• What you are asked to do
Take the entries below and reproduce them word for word.

• Dataset entries
++++++++++++++++++++

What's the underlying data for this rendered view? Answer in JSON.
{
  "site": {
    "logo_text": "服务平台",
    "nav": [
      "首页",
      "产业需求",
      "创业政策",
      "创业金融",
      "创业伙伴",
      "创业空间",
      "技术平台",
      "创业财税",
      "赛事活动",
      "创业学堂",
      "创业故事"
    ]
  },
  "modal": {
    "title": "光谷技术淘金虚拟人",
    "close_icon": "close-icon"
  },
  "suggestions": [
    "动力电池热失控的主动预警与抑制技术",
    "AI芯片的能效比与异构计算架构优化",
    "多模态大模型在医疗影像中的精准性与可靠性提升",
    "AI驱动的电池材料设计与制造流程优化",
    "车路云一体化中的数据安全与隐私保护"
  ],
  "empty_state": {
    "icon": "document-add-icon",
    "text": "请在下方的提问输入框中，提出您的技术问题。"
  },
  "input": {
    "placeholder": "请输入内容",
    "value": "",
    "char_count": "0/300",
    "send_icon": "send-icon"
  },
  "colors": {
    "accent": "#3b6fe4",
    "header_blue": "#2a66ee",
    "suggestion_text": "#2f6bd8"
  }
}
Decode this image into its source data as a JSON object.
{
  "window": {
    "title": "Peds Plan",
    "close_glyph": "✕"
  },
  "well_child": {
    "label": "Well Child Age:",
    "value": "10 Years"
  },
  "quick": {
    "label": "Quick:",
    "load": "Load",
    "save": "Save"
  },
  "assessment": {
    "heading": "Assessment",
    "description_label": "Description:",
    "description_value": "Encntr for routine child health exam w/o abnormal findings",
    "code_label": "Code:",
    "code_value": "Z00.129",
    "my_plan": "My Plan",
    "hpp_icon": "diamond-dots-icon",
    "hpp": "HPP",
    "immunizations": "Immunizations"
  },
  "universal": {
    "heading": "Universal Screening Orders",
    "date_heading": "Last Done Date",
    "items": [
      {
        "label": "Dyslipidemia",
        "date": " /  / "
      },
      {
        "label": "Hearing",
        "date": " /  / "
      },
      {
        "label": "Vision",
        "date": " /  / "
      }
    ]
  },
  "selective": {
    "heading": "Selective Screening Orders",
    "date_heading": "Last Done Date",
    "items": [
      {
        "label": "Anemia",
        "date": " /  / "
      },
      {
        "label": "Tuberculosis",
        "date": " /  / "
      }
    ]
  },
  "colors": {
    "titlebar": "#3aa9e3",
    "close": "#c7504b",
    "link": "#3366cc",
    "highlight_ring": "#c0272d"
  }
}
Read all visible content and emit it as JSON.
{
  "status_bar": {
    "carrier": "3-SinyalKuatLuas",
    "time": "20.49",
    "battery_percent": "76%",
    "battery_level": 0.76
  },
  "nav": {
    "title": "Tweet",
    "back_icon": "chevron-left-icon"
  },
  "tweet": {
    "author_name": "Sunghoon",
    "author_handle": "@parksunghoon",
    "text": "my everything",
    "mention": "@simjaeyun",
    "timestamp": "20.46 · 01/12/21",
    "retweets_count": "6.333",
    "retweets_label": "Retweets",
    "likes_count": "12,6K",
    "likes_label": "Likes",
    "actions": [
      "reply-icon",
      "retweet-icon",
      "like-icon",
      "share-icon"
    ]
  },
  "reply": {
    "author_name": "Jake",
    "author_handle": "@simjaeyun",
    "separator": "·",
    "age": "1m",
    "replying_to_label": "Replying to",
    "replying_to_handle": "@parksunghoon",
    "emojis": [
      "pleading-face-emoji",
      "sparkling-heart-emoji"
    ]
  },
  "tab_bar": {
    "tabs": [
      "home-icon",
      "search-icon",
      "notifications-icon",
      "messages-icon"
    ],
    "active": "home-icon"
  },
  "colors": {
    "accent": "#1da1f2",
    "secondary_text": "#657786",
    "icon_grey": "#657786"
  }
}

++++++++++++++++++++

• Output for this task
What's the underlying data for this rendered view? Answer in JSON.
{
  "site": {
    "logo_text": "服务平台",
    "nav": [
      "首页",
      "产业需求",
      "创业政策",
      "创业金融",
      "创业伙伴",
      "创业空间",
      "技术平台",
      "创业财税",
      "赛事活动",
      "创业学堂",
      "创业故事"
    ]
  },
  "modal": {
    "title": "光谷技术淘金虚拟人",
    "close_icon": "close-icon"
  },
  "suggestions": [
    "动力电池热失控的主动预警与抑制技术",
    "AI芯片的能效比与异构计算架构优化",
    "多模态大模型在医疗影像中的精准性与可靠性提升",
    "AI驱动的电池材料设计与制造流程优化",
    "车路云一体化中的数据安全与隐私保护"
  ],
  "empty_state": {
    "icon": "document-add-icon",
    "text": "请在下方的提问输入框中，提出您的技术问题。"
  },
  "input": {
    "placeholder": "请输入内容",
    "value": "",
    "char_count": "0/300",
    "send_icon": "send-icon"
  },
  "colors": {
    "accent": "#3b6fe4",
    "header_blue": "#2a66ee",
    "suggestion_text": "#2f6bd8"
  }
}
Decode this image into its source data as a JSON object.
{
  "window": {
    "title": "Peds Plan",
    "close_glyph": "✕"
  },
  "well_child": {
    "label": "Well Child Age:",
    "value": "10 Years"
  },
  "quick": {
    "label": "Quick:",
    "load": "Load",
    "save": "Save"
  },
  "assessment": {
    "heading": "Assessment",
    "description_label": "Description:",
    "description_value": "Encntr for routine child health exam w/o abnormal findings",
    "code_label": "Code:",
    "code_value": "Z00.129",
    "my_plan": "My Plan",
    "hpp_icon": "diamond-dots-icon",
    "hpp": "HPP",
    "immunizations": "Immunizations"
  },
  "universal": {
    "heading": "Universal Screening Orders",
    "date_heading": "Last Done Date",
    "items": [
      {
        "label": "Dyslipidemia",
        "date": " /  / "
      },
      {
        "label": "Hearing",
        "date": " /  / "
      },
      {
        "label": "Vision",
        "date": " /  / "
      }
    ]
  },
  "selective": {
    "heading": "Selective Screening Orders",
    "date_heading": "Last Done Date",
    "items": [
      {
        "label": "Anemia",
        "date": " /  / "
      },
      {
        "label": "Tuberculosis",
        "date": " /  / "
      }
    ]
  },
  "colors": {
    "titlebar": "#3aa9e3",
    "close": "#c7504b",
    "link": "#3366cc",
    "highlight_ring": "#c0272d"
  }
}
Read all visible content and emit it as JSON.
{
  "status_bar": {
    "carrier": "3-SinyalKuatLuas",
    "time": "20.49",
    "battery_percent": "76%",
    "battery_level": 0.76
  },
  "nav": {
    "title": "Tweet",
    "back_icon": "chevron-left-icon"
  },
  "tweet": {
    "author_name": "Sunghoon",
    "author_handle": "@parksunghoon",
    "text": "my everything",
    "mention": "@simjaeyun",
    "timestamp": "20.46 · 01/12/21",
    "retweets_count": "6.333",
    "retweets_label": "Retweets",
    "likes_count": "12,6K",
    "likes_label": "Likes",
    "actions": [
      "reply-icon",
      "retweet-icon",
      "like-icon",
      "share-icon"
    ]
  },
  "reply": {
    "author_name": "Jake",
    "author_handle": "@simjaeyun",
    "separator": "·",
    "age": "1m",
    "replying_to_label": "Replying to",
    "replying_to_handle": "@parksunghoon",
    "emojis": [
      "pleading-face-emoji",
      "sparkling-heart-emoji"
    ]
  },
  "tab_bar": {
    "tabs": [
      "home-icon",
      "search-icon",
      "notifications-icon",
      "messages-icon"
    ],
    "active": "home-icon"
  },
  "colors": {
    "accent": "#1da1f2",
    "secondary_text": "#657786",
    "icon_grey": "#657786"
  }
}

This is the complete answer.